El camino estaba marcado por las pertenencias que los migrantes iban arrojando para alivianar su maleta. Algunos lugareños les recomendaban deshacerse de las colchonetas que usarían para dormir. “Eso no le sirve para nada acá, allá arriba (al llegar al pico de la montaña) consigue más”, le decía un guía a una mujer que insistía en cargarla en sus manos mientras llevaba la maleta sobre su cabeza en un perfecto acto de equilibrismo.
Al final del grupo una mujer de unos 50 años se desvaneció cuando cruzaba el río, sufría de asma y obesidad. Sus familiares la habían dejado atrás. Un lugareño comentó que no resistiría y que era mejor que diera vuelta atrás. “Ayer venía otra mujer asmática, se le acabó el inhalador y tocó devolvernos”, dijo.
En la selva los peligros abundan. Algunos migrantes alejan las serpientes amarrando ajos a sus tobillos o usando creolina, un desinfectante. Sin embargo, el mayor peligro son otros seres humanos. En el Darién hay grupos ilegales que controlan las rutas del narcotráfico y el contrabando.
Entre mayo y julio 96 personas fueron víctimas de violencia sexual en el Darién, según el reporte de Médicos sin Fronteras, una organización humanitaria que tiene un puesto en Bajo Chiquito, Panamá, donde atiende a los migrantes.
Las enfermedades que más reportan los migrantes que logran pasar son hongos en los pies debido a la humedad de la selva y el paso de los ríos, afecciones gastrointestinales y problemas respiratorios, sobre todo los niños.

Instrucciones:
1/ Nombra las enfermedades que, según el texto sobre el Darién, más reportan los migrantes que logran pasar la selva.
2/ Prosigue el texto sobre el Darién a partir de su última oración.

Extracto de datos:
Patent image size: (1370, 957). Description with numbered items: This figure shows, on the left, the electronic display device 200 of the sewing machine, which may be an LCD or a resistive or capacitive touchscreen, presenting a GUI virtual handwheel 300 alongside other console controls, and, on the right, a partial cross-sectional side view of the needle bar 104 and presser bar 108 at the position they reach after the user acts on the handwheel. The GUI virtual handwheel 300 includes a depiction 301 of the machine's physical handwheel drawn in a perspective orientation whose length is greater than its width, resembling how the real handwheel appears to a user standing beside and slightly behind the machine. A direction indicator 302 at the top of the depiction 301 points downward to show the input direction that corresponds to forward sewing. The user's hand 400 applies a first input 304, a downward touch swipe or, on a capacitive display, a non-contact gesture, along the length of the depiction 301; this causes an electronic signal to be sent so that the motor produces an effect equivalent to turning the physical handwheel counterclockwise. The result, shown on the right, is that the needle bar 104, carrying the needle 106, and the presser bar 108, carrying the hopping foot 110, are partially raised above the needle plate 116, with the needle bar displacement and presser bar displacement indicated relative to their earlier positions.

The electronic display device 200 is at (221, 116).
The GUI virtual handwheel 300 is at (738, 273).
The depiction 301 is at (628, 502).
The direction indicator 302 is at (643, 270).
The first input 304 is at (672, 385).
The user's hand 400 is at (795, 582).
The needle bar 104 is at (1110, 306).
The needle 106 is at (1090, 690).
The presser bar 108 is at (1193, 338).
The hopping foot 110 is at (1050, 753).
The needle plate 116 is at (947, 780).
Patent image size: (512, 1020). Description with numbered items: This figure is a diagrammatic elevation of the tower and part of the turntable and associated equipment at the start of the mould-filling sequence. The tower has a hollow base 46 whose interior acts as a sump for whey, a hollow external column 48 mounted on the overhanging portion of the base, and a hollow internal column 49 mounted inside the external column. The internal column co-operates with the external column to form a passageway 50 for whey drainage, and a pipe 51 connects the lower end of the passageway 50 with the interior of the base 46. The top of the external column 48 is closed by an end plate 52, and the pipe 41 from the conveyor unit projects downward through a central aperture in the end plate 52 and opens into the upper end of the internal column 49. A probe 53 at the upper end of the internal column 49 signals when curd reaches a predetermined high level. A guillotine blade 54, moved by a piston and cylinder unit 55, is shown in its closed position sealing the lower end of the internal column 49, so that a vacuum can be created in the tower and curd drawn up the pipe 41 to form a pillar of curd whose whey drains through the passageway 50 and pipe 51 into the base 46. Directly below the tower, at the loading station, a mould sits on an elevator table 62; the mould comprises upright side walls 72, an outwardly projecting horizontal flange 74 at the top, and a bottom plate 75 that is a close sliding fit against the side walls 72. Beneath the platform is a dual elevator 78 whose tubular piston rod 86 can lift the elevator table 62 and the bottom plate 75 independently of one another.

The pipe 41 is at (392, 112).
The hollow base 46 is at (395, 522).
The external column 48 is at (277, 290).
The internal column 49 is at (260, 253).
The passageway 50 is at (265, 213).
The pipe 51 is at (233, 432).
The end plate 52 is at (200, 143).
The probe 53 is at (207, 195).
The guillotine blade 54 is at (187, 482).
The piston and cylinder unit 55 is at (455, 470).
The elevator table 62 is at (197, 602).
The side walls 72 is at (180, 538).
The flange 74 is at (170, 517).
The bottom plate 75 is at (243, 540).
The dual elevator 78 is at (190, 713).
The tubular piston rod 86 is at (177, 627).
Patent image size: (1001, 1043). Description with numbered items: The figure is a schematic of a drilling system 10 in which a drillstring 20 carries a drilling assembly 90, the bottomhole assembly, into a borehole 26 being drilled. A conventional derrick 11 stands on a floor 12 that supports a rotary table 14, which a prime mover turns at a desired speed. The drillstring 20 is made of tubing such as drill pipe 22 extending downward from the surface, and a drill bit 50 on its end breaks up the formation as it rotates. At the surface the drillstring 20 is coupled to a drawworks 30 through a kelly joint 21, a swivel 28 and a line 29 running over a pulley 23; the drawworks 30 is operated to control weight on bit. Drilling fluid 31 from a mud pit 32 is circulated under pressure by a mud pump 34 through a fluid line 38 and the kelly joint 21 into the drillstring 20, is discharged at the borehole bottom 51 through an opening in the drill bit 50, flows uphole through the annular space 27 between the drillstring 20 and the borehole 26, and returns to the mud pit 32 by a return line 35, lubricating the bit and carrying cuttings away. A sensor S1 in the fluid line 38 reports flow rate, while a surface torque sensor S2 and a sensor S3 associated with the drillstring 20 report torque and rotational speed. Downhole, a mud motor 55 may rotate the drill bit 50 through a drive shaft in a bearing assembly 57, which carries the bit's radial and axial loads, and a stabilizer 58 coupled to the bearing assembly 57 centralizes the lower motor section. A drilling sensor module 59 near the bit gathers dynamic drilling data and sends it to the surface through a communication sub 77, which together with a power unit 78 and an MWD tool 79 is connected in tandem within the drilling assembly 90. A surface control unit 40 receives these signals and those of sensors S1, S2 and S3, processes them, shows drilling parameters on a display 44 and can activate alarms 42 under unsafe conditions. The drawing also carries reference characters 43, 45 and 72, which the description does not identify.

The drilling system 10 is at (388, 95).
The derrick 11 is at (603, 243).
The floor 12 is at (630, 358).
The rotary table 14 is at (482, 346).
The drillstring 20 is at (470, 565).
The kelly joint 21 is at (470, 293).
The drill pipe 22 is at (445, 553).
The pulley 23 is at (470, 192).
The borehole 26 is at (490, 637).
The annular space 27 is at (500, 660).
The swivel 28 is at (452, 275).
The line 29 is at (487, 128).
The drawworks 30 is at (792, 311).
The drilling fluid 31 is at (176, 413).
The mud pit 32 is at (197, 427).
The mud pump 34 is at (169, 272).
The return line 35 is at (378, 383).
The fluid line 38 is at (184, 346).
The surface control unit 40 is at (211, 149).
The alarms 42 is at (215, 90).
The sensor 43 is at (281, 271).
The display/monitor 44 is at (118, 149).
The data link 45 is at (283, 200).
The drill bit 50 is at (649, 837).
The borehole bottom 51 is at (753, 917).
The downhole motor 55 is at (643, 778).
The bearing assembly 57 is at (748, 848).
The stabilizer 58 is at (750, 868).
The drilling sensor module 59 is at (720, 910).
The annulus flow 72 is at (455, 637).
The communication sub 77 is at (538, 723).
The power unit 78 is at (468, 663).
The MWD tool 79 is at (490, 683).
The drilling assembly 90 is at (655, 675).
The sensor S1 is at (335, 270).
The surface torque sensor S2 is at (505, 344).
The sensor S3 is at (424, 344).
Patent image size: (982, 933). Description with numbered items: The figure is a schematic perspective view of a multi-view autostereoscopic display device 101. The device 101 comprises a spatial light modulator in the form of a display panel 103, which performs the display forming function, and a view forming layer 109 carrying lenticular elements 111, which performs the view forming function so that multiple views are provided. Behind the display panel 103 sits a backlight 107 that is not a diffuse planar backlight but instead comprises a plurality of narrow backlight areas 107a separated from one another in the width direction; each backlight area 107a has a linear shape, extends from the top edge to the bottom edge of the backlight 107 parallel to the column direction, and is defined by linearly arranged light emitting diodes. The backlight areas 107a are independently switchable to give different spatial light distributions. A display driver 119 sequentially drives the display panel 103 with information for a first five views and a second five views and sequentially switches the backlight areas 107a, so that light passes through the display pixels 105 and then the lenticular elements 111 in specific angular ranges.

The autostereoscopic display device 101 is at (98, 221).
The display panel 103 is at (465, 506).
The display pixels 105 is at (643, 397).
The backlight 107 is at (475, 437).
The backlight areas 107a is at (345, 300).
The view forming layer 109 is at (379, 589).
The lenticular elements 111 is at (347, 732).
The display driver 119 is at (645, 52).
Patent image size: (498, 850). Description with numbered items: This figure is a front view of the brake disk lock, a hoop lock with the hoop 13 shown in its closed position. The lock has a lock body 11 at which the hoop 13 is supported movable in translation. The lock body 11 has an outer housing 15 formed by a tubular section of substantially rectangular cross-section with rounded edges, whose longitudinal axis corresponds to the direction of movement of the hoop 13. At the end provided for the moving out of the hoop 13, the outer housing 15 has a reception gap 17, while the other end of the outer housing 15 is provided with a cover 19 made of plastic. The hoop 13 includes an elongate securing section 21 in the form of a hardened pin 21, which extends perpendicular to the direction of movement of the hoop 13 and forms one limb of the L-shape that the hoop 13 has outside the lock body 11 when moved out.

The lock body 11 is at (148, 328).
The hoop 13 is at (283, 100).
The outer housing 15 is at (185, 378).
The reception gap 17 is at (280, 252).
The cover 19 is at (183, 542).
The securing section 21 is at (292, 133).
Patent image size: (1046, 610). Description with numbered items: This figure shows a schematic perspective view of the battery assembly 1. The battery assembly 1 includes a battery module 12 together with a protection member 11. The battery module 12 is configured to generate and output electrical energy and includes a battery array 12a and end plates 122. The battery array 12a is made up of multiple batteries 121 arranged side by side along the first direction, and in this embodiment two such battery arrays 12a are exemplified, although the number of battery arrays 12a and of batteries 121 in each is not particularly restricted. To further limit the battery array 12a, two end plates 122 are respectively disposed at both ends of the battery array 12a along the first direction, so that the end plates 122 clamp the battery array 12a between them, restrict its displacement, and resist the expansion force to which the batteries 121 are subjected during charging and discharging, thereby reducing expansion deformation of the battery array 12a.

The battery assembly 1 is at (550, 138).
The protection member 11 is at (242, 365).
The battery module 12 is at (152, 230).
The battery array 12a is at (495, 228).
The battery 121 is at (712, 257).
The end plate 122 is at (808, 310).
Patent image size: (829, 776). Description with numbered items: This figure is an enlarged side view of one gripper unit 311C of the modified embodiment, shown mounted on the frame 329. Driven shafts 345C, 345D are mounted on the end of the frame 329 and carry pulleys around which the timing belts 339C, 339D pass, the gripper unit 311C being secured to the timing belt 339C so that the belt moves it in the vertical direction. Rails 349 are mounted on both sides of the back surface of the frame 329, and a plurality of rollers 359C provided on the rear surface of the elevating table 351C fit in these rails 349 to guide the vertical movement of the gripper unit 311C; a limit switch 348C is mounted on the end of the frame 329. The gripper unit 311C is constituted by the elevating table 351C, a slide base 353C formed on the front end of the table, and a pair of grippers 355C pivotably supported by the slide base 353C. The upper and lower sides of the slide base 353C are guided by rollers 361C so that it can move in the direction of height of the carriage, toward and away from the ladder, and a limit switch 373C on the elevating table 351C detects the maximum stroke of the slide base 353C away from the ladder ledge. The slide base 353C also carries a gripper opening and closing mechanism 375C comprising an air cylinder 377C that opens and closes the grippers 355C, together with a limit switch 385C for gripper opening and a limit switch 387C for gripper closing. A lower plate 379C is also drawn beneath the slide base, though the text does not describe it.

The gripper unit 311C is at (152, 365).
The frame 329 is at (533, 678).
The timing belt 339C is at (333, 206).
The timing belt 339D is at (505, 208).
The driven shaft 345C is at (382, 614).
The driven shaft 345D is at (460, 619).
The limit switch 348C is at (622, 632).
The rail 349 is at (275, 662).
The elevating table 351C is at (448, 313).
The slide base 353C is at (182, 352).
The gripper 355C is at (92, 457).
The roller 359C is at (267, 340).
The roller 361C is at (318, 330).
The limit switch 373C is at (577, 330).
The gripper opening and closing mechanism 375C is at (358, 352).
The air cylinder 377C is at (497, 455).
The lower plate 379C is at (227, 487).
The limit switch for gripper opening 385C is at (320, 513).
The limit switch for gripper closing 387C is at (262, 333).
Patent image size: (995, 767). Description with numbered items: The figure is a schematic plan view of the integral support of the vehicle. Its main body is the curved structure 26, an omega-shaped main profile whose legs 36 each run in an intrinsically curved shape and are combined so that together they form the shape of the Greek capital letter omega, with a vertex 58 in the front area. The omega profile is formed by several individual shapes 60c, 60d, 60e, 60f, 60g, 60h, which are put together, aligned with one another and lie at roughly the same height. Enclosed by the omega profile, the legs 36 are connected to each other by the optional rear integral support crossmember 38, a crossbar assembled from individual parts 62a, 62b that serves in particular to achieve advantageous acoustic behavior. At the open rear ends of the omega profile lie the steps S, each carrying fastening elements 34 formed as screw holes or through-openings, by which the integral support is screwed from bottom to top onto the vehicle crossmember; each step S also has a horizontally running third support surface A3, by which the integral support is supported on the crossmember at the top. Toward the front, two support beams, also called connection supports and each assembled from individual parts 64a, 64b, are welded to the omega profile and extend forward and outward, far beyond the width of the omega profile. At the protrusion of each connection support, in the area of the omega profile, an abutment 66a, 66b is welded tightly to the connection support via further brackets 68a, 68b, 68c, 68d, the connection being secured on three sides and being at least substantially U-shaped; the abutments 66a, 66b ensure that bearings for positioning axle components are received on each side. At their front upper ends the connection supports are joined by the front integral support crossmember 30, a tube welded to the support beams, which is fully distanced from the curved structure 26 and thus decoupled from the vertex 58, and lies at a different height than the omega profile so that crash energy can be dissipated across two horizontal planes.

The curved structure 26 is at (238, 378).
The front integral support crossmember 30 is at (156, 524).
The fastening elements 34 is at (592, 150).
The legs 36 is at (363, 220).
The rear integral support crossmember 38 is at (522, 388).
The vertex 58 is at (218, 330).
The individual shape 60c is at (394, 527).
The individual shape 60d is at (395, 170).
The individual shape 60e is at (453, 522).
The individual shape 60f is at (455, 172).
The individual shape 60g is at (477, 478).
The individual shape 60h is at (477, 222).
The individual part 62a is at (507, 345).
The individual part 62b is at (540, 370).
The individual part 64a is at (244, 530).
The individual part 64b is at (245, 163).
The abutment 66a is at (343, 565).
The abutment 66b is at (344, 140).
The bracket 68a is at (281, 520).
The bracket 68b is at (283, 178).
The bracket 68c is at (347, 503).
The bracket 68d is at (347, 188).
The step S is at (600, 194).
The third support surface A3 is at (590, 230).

Resultados esperados:
1/ Hongos en los pies, afecciones gastrointestinales y problemas respiratorios.

2/
En lo que va del año han entrado a Panamá más de 70.000 personas por la selva del Darién, de las cuales 50.000 son haitianos, la más alta en la última década según las autoridades de seguridad de Panamá.
En el camino por Acandí los más ágiles pueden llegar a la parte del Darién en la que acaba Colombia en un día completo. Sin embargo, no todos lo logran, el rigor de la montaña los retrasa y en caso de extraviarse del grupo los días se pueden multiplicar. Una vez en la selva de Panamá inicia el tramo más difícil de la selva en el que pueden tardarse de cuatro a siete días más para llegar a Bajo Chiquito.
En la selva han nacido y muerto niños porque las embarazadas se arriesgan a la travesía aún con más de seis meses de gestación. En el Darién no hay dios, ni ley, los caminantes encuentran cuerpos tirados, niños huérfanos o gente extraviada. Las autoridades panameñas han reportado decenas de muertos.
“El miedo siempre existe, pero tenemos que seguir adelante”, dijo Lafleur pese a la falta de aliento por la exigente caminata.